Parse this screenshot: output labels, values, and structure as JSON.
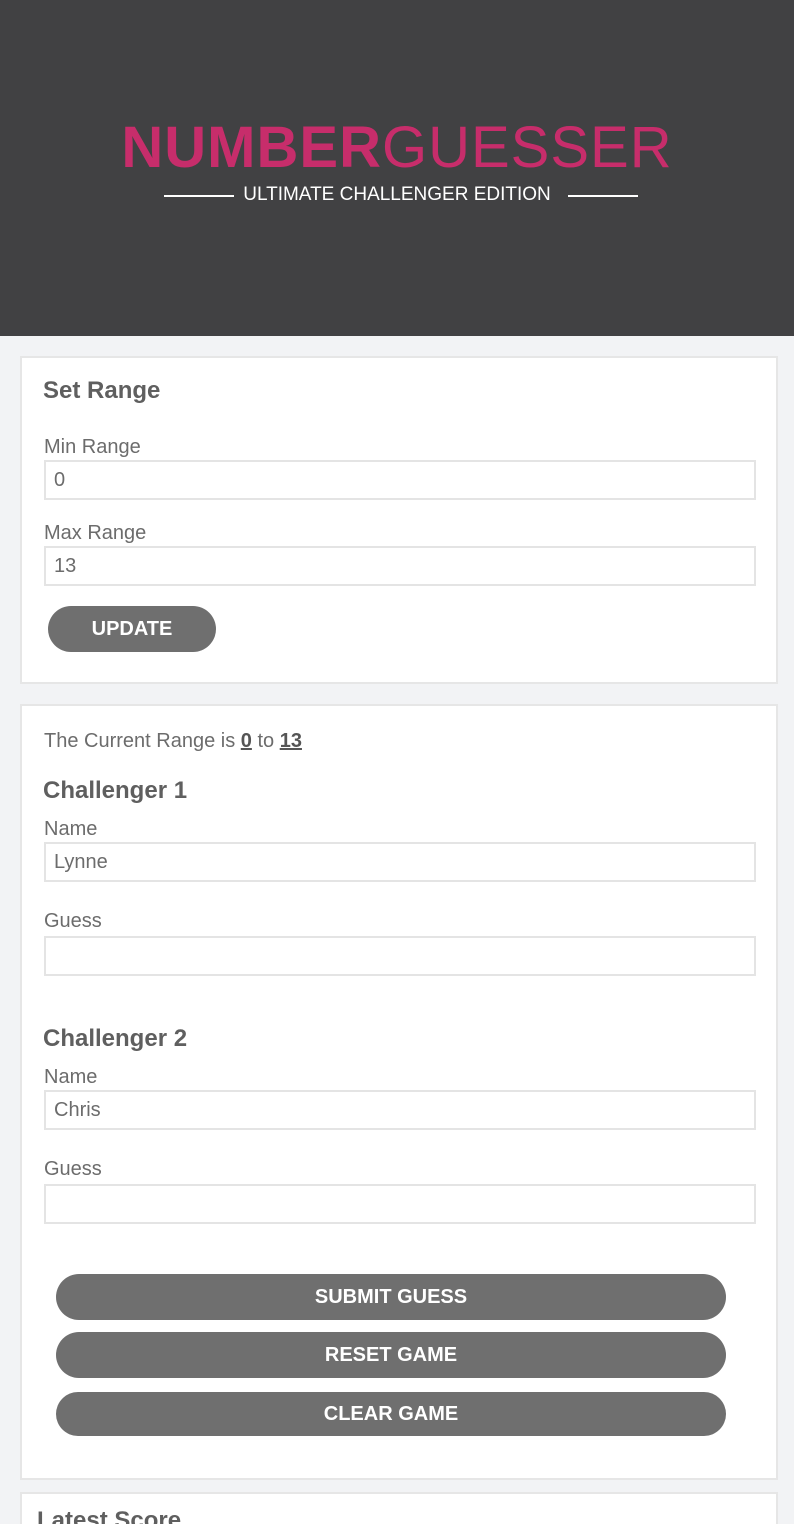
{
  "header": {
    "logo_bold": "NUMBER",
    "logo_light": "GUESSER",
    "tagline": "ULTIMATE CHALLENGER EDITION"
  },
  "set_range": {
    "title": "Set Range",
    "min_label": "Min Range",
    "min_value": "0",
    "max_label": "Max Range",
    "max_value": "13",
    "update_button": "UPDATE"
  },
  "game": {
    "range_prefix": "The Current Range is",
    "range_min": "0",
    "range_joiner": "to",
    "range_max": "13",
    "challenger1": {
      "title": "Challenger 1",
      "name_label": "Name",
      "name_value": "Lynne",
      "guess_label": "Guess",
      "guess_value": ""
    },
    "challenger2": {
      "title": "Challenger 2",
      "name_label": "Name",
      "name_value": "Chris",
      "guess_label": "Guess",
      "guess_value": ""
    },
    "submit_button": "SUBMIT GUESS",
    "reset_button": "RESET GAME",
    "clear_button": "CLEAR GAME"
  },
  "score": {
    "title": "Latest Score"
  },
  "colors": {
    "header_bg": "#414143",
    "brand_pink": "#c72d6b",
    "button_gray": "#6f6f6f",
    "page_bg": "#f2f3f5"
  }
}
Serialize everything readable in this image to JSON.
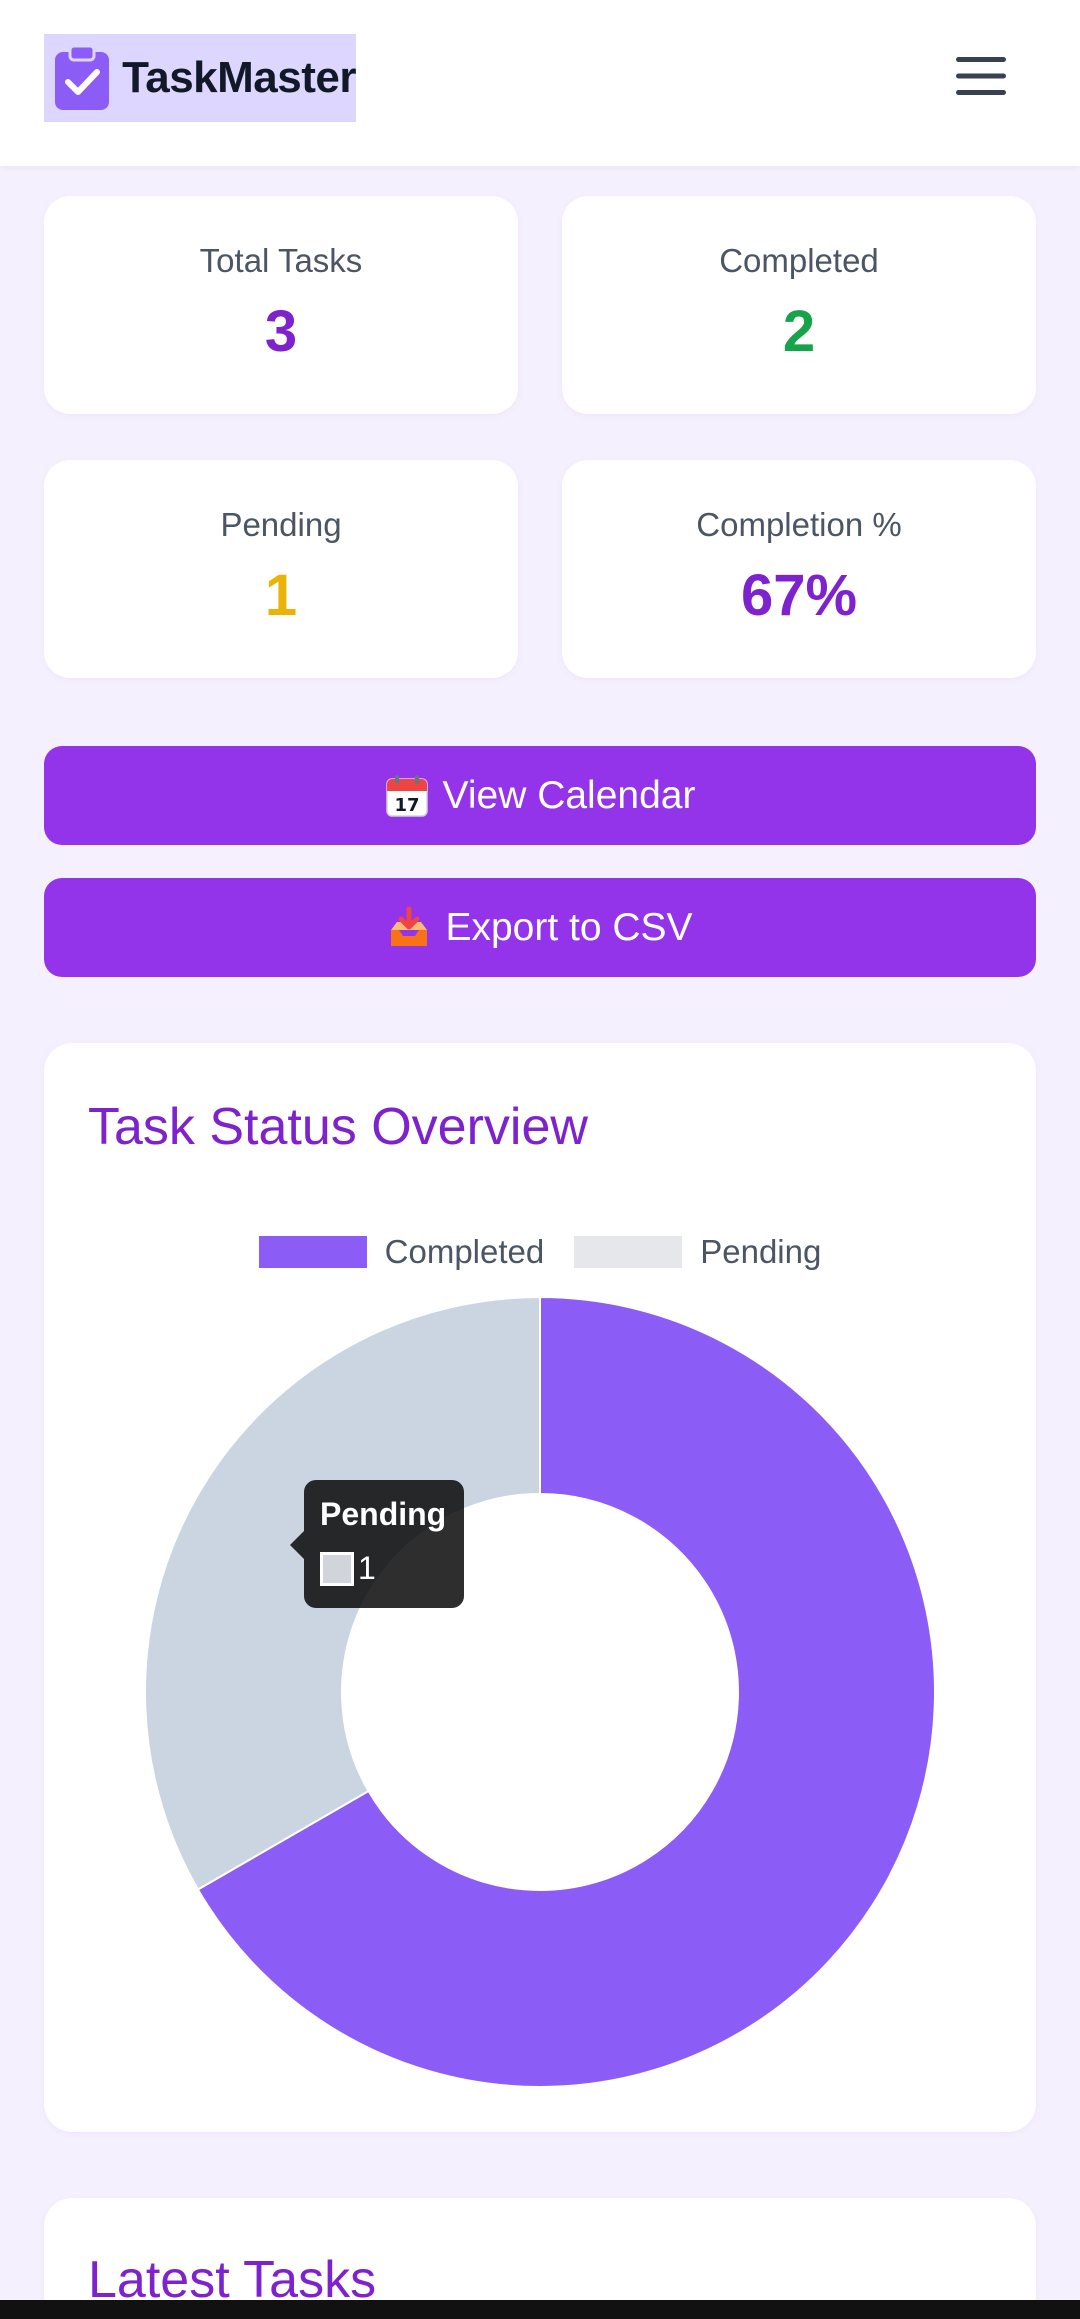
{
  "header": {
    "app_name": "TaskMaster",
    "logo_icon": "clipboard-check-icon",
    "menu_icon": "hamburger-menu-icon"
  },
  "stats": {
    "total": {
      "label": "Total Tasks",
      "value": "3",
      "color": "#7e22ce"
    },
    "completed": {
      "label": "Completed",
      "value": "2",
      "color": "#16a34a"
    },
    "pending": {
      "label": "Pending",
      "value": "1",
      "color": "#eab308"
    },
    "completion": {
      "label": "Completion %",
      "value": "67%",
      "color": "#7e22ce"
    }
  },
  "actions": {
    "calendar": {
      "label": "View Calendar",
      "icon": "calendar-icon"
    },
    "export": {
      "label": "Export to CSV",
      "icon": "inbox-tray-icon"
    }
  },
  "overview": {
    "title": "Task Status Overview",
    "tooltip": {
      "title": "Pending",
      "value": "1"
    }
  },
  "chart_data": {
    "type": "pie",
    "variant": "doughnut",
    "categories": [
      "Completed",
      "Pending"
    ],
    "values": [
      2,
      1
    ],
    "colors": [
      "#8b5cf6",
      "#cbd5e1"
    ],
    "legend_colors": [
      "#8b5cf6",
      "#e5e7eb"
    ],
    "legend": "top-center"
  },
  "latest": {
    "title": "Latest Tasks"
  }
}
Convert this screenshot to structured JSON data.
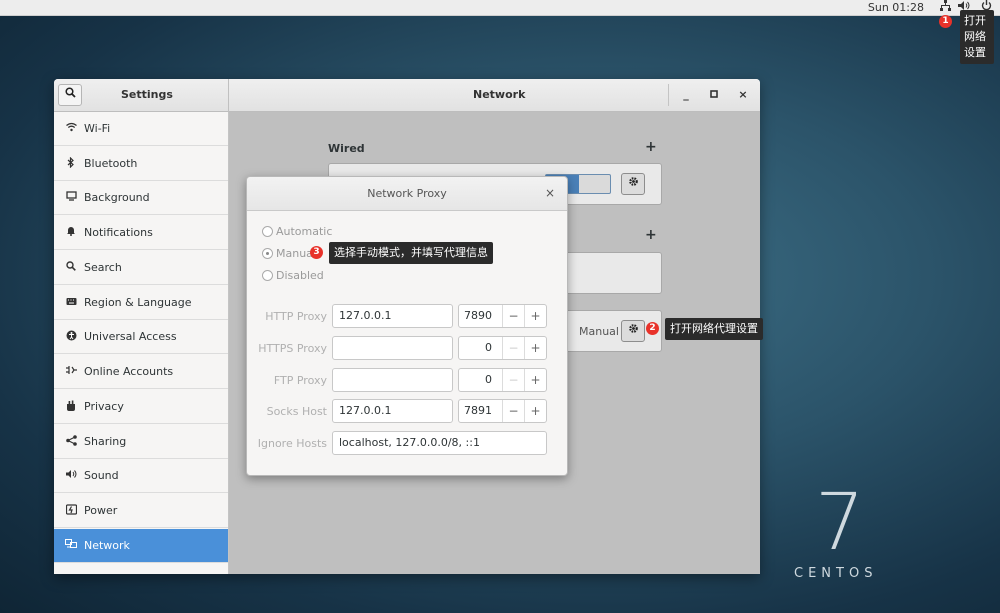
{
  "topbar": {
    "clock": "Sun 01:28",
    "icons": [
      "network-icon",
      "volume-icon",
      "power-icon"
    ],
    "network_tooltip": [
      "打开",
      "网络",
      "设置"
    ]
  },
  "branding": {
    "number": "7",
    "name": "CENTOS"
  },
  "settings_window": {
    "sidebar_title": "Settings",
    "panel_title": "Network",
    "controls": {
      "minimize": "_",
      "maximize": "□",
      "close": "×"
    },
    "sidebar_items": [
      {
        "label": "Wi-Fi",
        "icon": "wifi-icon"
      },
      {
        "label": "Bluetooth",
        "icon": "bluetooth-icon"
      },
      {
        "label": "Background",
        "icon": "background-icon"
      },
      {
        "label": "Notifications",
        "icon": "bell-icon"
      },
      {
        "label": "Search",
        "icon": "search-icon"
      },
      {
        "label": "Region & Language",
        "icon": "keyboard-icon"
      },
      {
        "label": "Universal Access",
        "icon": "accessibility-icon"
      },
      {
        "label": "Online Accounts",
        "icon": "online-accounts-icon"
      },
      {
        "label": "Privacy",
        "icon": "hand-icon"
      },
      {
        "label": "Sharing",
        "icon": "share-icon"
      },
      {
        "label": "Sound",
        "icon": "sound-icon"
      },
      {
        "label": "Power",
        "icon": "power-icon"
      },
      {
        "label": "Network",
        "icon": "network-icon",
        "active": true
      }
    ],
    "content": {
      "wired_label": "Wired",
      "add_symbol": "+",
      "proxy_mode": "Manual"
    }
  },
  "proxy_dialog": {
    "title": "Network Proxy",
    "close": "×",
    "modes": [
      "Automatic",
      "Manual",
      "Disabled"
    ],
    "selected_mode": "Manual",
    "fields": [
      {
        "label": "HTTP Proxy",
        "host": "127.0.0.1",
        "port": "7890"
      },
      {
        "label": "HTTPS Proxy",
        "host": "",
        "port": "0"
      },
      {
        "label": "FTP Proxy",
        "host": "",
        "port": "0"
      },
      {
        "label": "Socks Host",
        "host": "127.0.0.1",
        "port": "7891"
      }
    ],
    "ignore_label": "Ignore Hosts",
    "ignore_value": "localhost, 127.0.0.0/8, ::1",
    "spin_minus": "−",
    "spin_plus": "+"
  },
  "annotations": {
    "step1": "1",
    "step2": "2",
    "step2_text": "打开网络代理设置",
    "step3": "3",
    "step3_text": "选择手动模式，并填写代理信息"
  },
  "colors": {
    "accent": "#4a90d9",
    "badge": "#e8322a",
    "tooltip": "#2b2b2b"
  }
}
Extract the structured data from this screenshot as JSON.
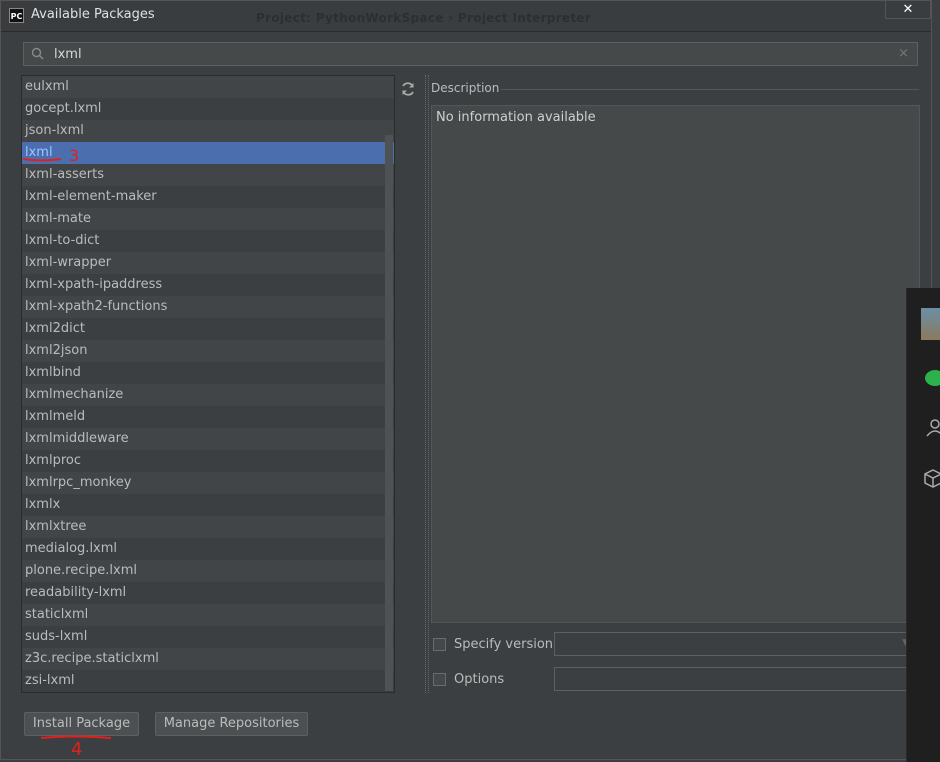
{
  "window": {
    "title": "Available Packages",
    "app_icon": "PC",
    "background_title": "Project: PythonWorkSpace  ›  Project Interpreter",
    "close_label": "✕"
  },
  "search": {
    "value": "lxml",
    "icon": "search-icon",
    "clear": "×"
  },
  "packages": [
    "eulxml",
    "gocept.lxml",
    "json-lxml",
    "lxml",
    "lxml-asserts",
    "lxml-element-maker",
    "lxml-mate",
    "lxml-to-dict",
    "lxml-wrapper",
    "lxml-xpath-ipaddress",
    "lxml-xpath2-functions",
    "lxml2dict",
    "lxml2json",
    "lxmlbind",
    "lxmlmechanize",
    "lxmlmeld",
    "lxmlmiddleware",
    "lxmlproc",
    "lxmlrpc_monkey",
    "lxmlx",
    "lxmlxtree",
    "medialog.lxml",
    "plone.recipe.lxml",
    "readability-lxml",
    "staticlxml",
    "suds-lxml",
    "z3c.recipe.staticlxml",
    "zsi-lxml"
  ],
  "selected_package": "lxml",
  "description": {
    "label": "Description",
    "text": "No information available"
  },
  "options": {
    "specify_version_label": "Specify version",
    "options_label": "Options"
  },
  "buttons": {
    "install": "Install Package",
    "manage": "Manage Repositories"
  },
  "annotations": {
    "step3": "3",
    "step4": "4",
    "color": "#e0211b"
  },
  "colors": {
    "background": "#3c3f41",
    "selection": "#4b6eaf"
  }
}
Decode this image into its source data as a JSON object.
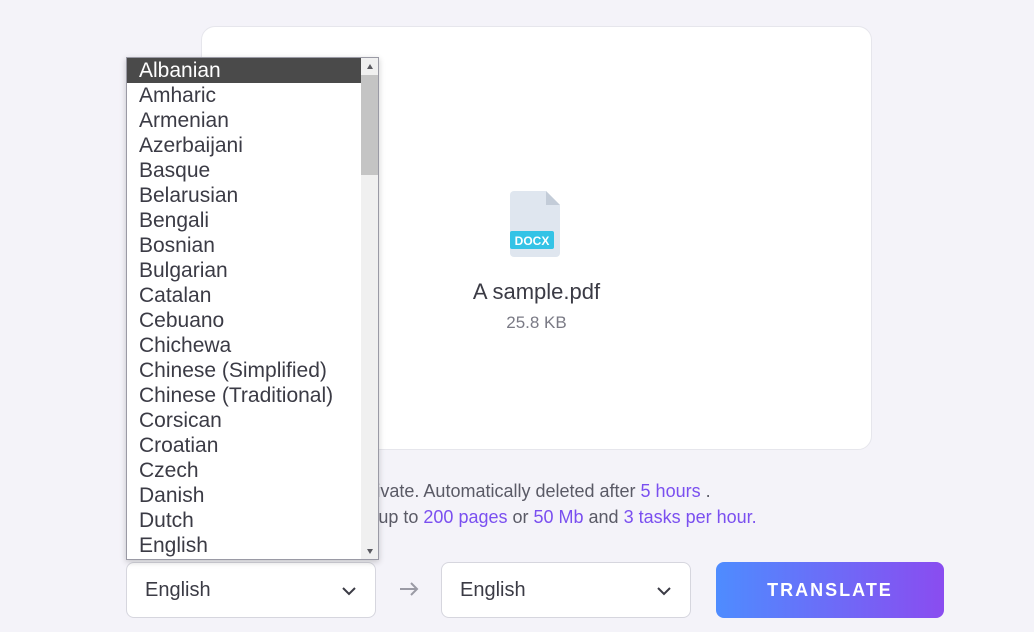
{
  "file": {
    "name": "A sample.pdf",
    "size": "25.8 KB",
    "badge": "DOCX"
  },
  "info": {
    "line1_prefix": "private. Automatically deleted after ",
    "line1_highlight": "5 hours",
    "line1_suffix": " .",
    "line2_prefix": "uments up to ",
    "line2_h1": "200 pages",
    "line2_mid1": " or ",
    "line2_h2": "50 Mb",
    "line2_mid2": " and ",
    "line2_h3": "3 tasks per hour."
  },
  "source_lang": "English",
  "target_lang": "English",
  "translate_label": "TRANSLATE",
  "dropdown": {
    "selected_index": 0,
    "items": [
      "Albanian",
      "Amharic",
      "Armenian",
      "Azerbaijani",
      "Basque",
      "Belarusian",
      "Bengali",
      "Bosnian",
      "Bulgarian",
      "Catalan",
      "Cebuano",
      "Chichewa",
      "Chinese (Simplified)",
      "Chinese (Traditional)",
      "Corsican",
      "Croatian",
      "Czech",
      "Danish",
      "Dutch",
      "English"
    ]
  }
}
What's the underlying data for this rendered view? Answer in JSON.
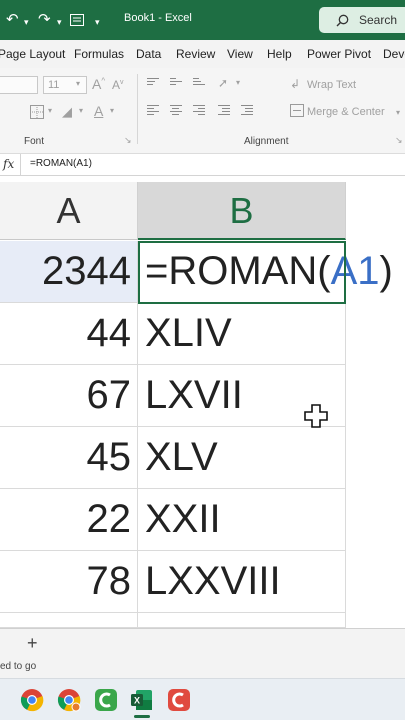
{
  "titlebar": {
    "title": "Book1 - Excel",
    "search_label": "Search"
  },
  "menu": {
    "tabs": [
      "Page Layout",
      "Formulas",
      "Data",
      "Review",
      "View",
      "Help",
      "Power Pivot",
      "Deve"
    ]
  },
  "ribbon": {
    "font_size": "11",
    "font_group_label": "Font",
    "alignment_group_label": "Alignment",
    "wrap_text_label": "Wrap Text",
    "merge_center_label": "Merge & Center"
  },
  "formula_bar": {
    "fx_label": "fx",
    "formula": "=ROMAN(A1)"
  },
  "columns": [
    "A",
    "B"
  ],
  "rows": [
    {
      "a": "2344",
      "b_prefix": "=ROMAN(",
      "b_ref": "A1",
      "b_suffix": ")"
    },
    {
      "a": "44",
      "b": "XLIV"
    },
    {
      "a": "67",
      "b": "LXVII"
    },
    {
      "a": "45",
      "b": "XLV"
    },
    {
      "a": "22",
      "b": "XXII"
    },
    {
      "a": "78",
      "b": "LXXVIII"
    }
  ],
  "sheet_tabs": {
    "add_label": "+"
  },
  "status": {
    "text": "ed to go"
  },
  "colors": {
    "excel_green": "#1e6e43",
    "reference_blue": "#3a6fc6"
  }
}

> _WHAT TO DO_:
Using the listing above, show each line holding the string "Manual".

> _SOLUTION FOR THIS EXERCISE_:
      "proxy_mode": "Manual"
      "Manual",
    "selected_mode": "Manual",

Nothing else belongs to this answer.